EXERCISE INSTRUCTIONS
1. Copy from the hate speech detection abstract the passage that starts with the words "Siddhant Gupta, Siddh" and ends with "the test set.".
2. Name every Devanagari-scripted language that the hate speech detection abstract lists.

READING PASSAGE
* * *
IITR-CIOL@NLU of Devanagari Script Languages 2025: Multilingual Hate Speech Detection and Target Identification in Devanagari-Scripted Languages

Siddhant Gupta, Siddh Singhal, Azmine Toushik Wasi


Abstract
This work focuses on two subtasks related to hate speech detection and target identification in Devanagari-scripted languages, specifically Hindi, Marathi, Nepali, Bhojpuri, and Sanskrit. Subtask B involves detecting hate speech in online text, while Subtask C requires identifying the specific targets of hate speech, such as individuals, organizations, or communities. We develop a deep neural network built on the pretrained multilingual transformer model ‘ia-multilingual-transliterated-roberta’ by IBM, optimized for classification tasks in multilingual and transliterated contexts. The model leverages contextualized embeddings to handle linguistic diversity, with a classifier head for binary classification. We received 88.40% accuracy in Subtask B and 66.11% accuracy in Subtask C, in the test set.
* * *
DATASET EXTRACT

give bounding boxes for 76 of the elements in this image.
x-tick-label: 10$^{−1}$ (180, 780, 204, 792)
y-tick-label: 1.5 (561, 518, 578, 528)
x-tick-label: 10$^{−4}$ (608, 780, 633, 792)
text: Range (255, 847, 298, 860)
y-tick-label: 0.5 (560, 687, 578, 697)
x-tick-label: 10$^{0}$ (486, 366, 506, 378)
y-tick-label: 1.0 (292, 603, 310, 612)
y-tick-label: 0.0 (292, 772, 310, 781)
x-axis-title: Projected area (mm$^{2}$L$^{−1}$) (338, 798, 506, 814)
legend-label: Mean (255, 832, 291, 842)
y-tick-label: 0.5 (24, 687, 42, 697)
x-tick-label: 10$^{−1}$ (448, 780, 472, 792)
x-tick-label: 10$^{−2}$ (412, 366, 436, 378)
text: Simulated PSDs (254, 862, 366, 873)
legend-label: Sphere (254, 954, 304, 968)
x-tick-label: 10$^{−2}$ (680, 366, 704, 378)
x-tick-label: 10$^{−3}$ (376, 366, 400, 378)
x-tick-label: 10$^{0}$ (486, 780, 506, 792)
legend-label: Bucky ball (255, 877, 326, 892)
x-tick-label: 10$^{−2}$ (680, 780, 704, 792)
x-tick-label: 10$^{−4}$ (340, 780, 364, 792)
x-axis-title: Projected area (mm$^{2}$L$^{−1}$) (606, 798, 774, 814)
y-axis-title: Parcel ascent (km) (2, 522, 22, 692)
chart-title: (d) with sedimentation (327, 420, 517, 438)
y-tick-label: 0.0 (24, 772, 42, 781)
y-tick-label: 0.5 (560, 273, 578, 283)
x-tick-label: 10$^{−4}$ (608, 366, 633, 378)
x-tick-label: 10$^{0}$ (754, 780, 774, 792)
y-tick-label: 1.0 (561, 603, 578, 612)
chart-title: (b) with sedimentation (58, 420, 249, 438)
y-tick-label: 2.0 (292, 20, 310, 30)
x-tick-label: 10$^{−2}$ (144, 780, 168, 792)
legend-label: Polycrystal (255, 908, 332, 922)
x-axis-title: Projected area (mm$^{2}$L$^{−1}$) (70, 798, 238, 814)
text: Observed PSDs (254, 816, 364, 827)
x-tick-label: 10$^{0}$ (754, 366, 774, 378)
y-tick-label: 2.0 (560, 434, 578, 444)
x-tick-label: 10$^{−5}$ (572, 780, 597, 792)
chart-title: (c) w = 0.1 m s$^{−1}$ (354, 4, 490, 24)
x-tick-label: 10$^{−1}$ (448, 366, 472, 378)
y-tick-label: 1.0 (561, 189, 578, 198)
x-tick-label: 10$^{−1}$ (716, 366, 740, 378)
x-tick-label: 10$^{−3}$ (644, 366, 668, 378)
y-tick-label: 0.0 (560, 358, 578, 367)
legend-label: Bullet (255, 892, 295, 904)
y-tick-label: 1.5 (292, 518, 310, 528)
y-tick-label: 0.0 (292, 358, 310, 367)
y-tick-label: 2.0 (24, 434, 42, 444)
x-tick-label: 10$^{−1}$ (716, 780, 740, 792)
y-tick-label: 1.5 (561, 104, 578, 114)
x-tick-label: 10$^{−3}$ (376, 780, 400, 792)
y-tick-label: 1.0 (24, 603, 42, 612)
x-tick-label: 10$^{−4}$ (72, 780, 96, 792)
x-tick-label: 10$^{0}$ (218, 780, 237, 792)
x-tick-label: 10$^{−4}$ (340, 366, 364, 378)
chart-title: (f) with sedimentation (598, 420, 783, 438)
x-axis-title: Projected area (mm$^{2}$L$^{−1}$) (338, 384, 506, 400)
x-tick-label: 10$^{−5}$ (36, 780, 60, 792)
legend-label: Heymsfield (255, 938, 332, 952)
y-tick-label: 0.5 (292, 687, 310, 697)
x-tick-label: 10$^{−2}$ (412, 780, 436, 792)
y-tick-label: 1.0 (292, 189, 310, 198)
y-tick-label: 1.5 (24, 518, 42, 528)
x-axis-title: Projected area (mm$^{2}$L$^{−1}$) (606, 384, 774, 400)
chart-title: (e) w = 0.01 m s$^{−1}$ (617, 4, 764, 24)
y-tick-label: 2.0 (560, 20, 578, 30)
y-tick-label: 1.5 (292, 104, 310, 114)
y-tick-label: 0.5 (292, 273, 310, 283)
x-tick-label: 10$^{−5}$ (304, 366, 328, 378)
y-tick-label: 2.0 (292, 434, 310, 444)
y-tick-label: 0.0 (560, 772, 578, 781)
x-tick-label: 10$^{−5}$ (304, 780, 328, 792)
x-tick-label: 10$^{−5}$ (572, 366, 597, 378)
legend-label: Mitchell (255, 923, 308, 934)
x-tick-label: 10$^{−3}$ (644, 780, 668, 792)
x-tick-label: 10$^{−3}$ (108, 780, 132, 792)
* * *
TASK-BY-TASK SOLUTIONS
1.
Siddhant Gupta, Siddh Singhal, Azmine Toushik Wasi


Abstract
This work focuses on two subtasks related to hate speech detection and target identification in Devanagari-scripted languages, specifically Hindi, Marathi, Nepali, Bhojpuri, and Sanskrit. Subtask B involves detecting hate speech in online text, while Subtask C requires identifying the specific targets of hate speech, such as individuals, organizations, or communities. We develop a deep neural network built on the pretrained multilingual transformer model ‘ia-multilingual-transliterated-roberta’ by IBM, optimized for classification tasks in multilingual and transliterated contexts. The model leverages contextualized embeddings to handle linguistic diversity, with a classifier head for binary classification. We received 88.40% accuracy in Subtask B and 66.11% accuracy in Subtask C, in the test set.

2. Hindi, Marathi, Nepali, Bhojpuri, Sanskrit